## TASK
Return the listing below in full, with every line exactly as it is.

(Saved data entries)
==============================

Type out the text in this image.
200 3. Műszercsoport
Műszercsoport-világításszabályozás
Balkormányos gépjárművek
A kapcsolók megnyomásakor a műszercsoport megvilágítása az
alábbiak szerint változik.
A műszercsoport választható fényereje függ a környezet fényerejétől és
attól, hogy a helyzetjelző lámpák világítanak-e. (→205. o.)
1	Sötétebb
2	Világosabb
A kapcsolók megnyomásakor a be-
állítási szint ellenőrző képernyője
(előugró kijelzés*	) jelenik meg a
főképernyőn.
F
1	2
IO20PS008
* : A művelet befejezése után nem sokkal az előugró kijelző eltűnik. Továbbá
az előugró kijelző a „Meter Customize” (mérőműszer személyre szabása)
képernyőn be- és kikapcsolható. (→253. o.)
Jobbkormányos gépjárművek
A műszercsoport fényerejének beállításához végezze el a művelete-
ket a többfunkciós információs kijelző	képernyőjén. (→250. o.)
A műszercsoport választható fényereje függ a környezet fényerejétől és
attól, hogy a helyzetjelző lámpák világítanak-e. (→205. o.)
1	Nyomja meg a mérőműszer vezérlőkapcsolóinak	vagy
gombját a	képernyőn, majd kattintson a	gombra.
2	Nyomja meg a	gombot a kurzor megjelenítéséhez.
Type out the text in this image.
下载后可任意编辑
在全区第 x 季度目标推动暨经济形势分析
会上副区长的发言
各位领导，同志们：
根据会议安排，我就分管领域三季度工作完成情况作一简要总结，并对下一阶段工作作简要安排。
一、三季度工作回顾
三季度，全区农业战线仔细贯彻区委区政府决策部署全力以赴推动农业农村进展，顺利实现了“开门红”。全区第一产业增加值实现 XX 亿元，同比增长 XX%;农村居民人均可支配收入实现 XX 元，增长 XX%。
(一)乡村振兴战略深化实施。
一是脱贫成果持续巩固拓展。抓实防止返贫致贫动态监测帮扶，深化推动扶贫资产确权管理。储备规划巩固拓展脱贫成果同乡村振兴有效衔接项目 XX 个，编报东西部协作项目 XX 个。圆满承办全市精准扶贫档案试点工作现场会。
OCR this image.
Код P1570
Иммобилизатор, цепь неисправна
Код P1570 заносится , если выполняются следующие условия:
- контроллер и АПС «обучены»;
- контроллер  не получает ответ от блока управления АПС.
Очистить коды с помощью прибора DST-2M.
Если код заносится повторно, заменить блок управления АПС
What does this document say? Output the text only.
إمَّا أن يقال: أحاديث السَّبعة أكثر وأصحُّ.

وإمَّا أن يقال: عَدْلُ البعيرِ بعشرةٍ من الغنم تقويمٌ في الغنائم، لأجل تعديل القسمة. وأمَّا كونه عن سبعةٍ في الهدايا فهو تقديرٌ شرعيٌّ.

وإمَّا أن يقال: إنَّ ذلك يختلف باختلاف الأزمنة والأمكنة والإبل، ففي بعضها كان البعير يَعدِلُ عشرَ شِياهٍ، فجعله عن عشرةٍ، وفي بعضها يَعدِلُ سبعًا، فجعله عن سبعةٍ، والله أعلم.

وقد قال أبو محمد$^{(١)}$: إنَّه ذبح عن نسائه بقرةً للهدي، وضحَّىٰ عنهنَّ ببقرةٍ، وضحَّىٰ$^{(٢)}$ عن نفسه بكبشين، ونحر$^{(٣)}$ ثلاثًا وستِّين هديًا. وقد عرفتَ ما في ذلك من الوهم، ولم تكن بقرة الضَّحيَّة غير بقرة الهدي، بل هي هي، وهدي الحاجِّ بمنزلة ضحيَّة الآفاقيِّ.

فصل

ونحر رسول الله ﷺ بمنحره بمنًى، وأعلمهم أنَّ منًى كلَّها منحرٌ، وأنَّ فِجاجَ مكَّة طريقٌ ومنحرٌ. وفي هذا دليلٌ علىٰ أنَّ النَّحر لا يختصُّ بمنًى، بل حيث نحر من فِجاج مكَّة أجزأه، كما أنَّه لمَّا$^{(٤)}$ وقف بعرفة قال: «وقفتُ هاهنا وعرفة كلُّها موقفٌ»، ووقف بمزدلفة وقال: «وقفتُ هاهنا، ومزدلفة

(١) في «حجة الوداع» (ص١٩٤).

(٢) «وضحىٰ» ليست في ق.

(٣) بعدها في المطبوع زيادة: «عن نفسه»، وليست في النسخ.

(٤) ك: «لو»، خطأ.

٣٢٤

==============================

## ANSWER TO THIS EXERCISE
Type out the text in this image.
200 3. Műszercsoport
Műszercsoport-világításszabályozás
Balkormányos gépjárművek
A kapcsolók megnyomásakor a műszercsoport megvilágítása az
alábbiak szerint változik.
A műszercsoport választható fényereje függ a környezet fényerejétől és
attól, hogy a helyzetjelző lámpák világítanak-e. (→205. o.)
1	Sötétebb
2	Világosabb
A kapcsolók megnyomásakor a be-
állítási szint ellenőrző képernyője
(előugró kijelzés*	) jelenik meg a
főképernyőn.
F
1	2
IO20PS008
* : A művelet befejezése után nem sokkal az előugró kijelző eltűnik. Továbbá
az előugró kijelző a „Meter Customize” (mérőműszer személyre szabása)
képernyőn be- és kikapcsolható. (→253. o.)
Jobbkormányos gépjárművek
A műszercsoport fényerejének beállításához végezze el a művelete-
ket a többfunkciós információs kijelző	képernyőjén. (→250. o.)
A műszercsoport választható fényereje függ a környezet fényerejétől és
attól, hogy a helyzetjelző lámpák világítanak-e. (→205. o.)
1	Nyomja meg a mérőműszer vezérlőkapcsolóinak	vagy
gombját a	képernyőn, majd kattintson a	gombra.
2	Nyomja meg a	gombot a kurzor megjelenítéséhez.
Type out the text in this image.
下载后可任意编辑
在全区第 x 季度目标推动暨经济形势分析
会上副区长的发言
各位领导，同志们：
根据会议安排，我就分管领域三季度工作完成情况作一简要总结，并对下一阶段工作作简要安排。
一、三季度工作回顾
三季度，全区农业战线仔细贯彻区委区政府决策部署全力以赴推动农业农村进展，顺利实现了“开门红”。全区第一产业增加值实现 XX 亿元，同比增长 XX%;农村居民人均可支配收入实现 XX 元，增长 XX%。
(一)乡村振兴战略深化实施。
一是脱贫成果持续巩固拓展。抓实防止返贫致贫动态监测帮扶，深化推动扶贫资产确权管理。储备规划巩固拓展脱贫成果同乡村振兴有效衔接项目 XX 个，编报东西部协作项目 XX 个。圆满承办全市精准扶贫档案试点工作现场会。
OCR this image.
Код P1570
Иммобилизатор, цепь неисправна
Код P1570 заносится , если выполняются следующие условия:
- контроллер и АПС «обучены»;
- контроллер  не получает ответ от блока управления АПС.
Очистить коды с помощью прибора DST-2M.
Если код заносится повторно, заменить блок управления АПС
What does this document say? Output the text only.
إمَّا أن يقال: أحاديث السَّبعة أكثر وأصحُّ.

وإمَّا أن يقال: عَدْلُ البعيرِ بعشرةٍ من الغنم تقويمٌ في الغنائم، لأجل تعديل القسمة. وأمَّا كونه عن سبعةٍ في الهدايا فهو تقديرٌ شرعيٌّ.

وإمَّا أن يقال: إنَّ ذلك يختلف باختلاف الأزمنة والأمكنة والإبل، ففي بعضها كان البعير يَعدِلُ عشرَ شِياهٍ، فجعله عن عشرةٍ، وفي بعضها يَعدِلُ سبعًا، فجعله عن سبعةٍ، والله أعلم.

وقد قال أبو محمد$^{(١)}$: إنَّه ذبح عن نسائه بقرةً للهدي، وضحَّىٰ عنهنَّ ببقرةٍ، وضحَّىٰ$^{(٢)}$ عن نفسه بكبشين، ونحر$^{(٣)}$ ثلاثًا وستِّين هديًا. وقد عرفتَ ما في ذلك من الوهم، ولم تكن بقرة الضَّحيَّة غير بقرة الهدي، بل هي هي، وهدي الحاجِّ بمنزلة ضحيَّة الآفاقيِّ.

فصل

ونحر رسول الله ﷺ بمنحره بمنًى، وأعلمهم أنَّ منًى كلَّها منحرٌ، وأنَّ فِجاجَ مكَّة طريقٌ ومنحرٌ. وفي هذا دليلٌ علىٰ أنَّ النَّحر لا يختصُّ بمنًى، بل حيث نحر من فِجاج مكَّة أجزأه، كما أنَّه لمَّا$^{(٤)}$ وقف بعرفة قال: «وقفتُ هاهنا وعرفة كلُّها موقفٌ»، ووقف بمزدلفة وقال: «وقفتُ هاهنا، ومزدلفة

(١) في «حجة الوداع» (ص١٩٤).

(٢) «وضحىٰ» ليست في ق.

(٣) بعدها في المطبوع زيادة: «عن نفسه»، وليست في النسخ.

(٤) ك: «لو»، خطأ.

٣٢٤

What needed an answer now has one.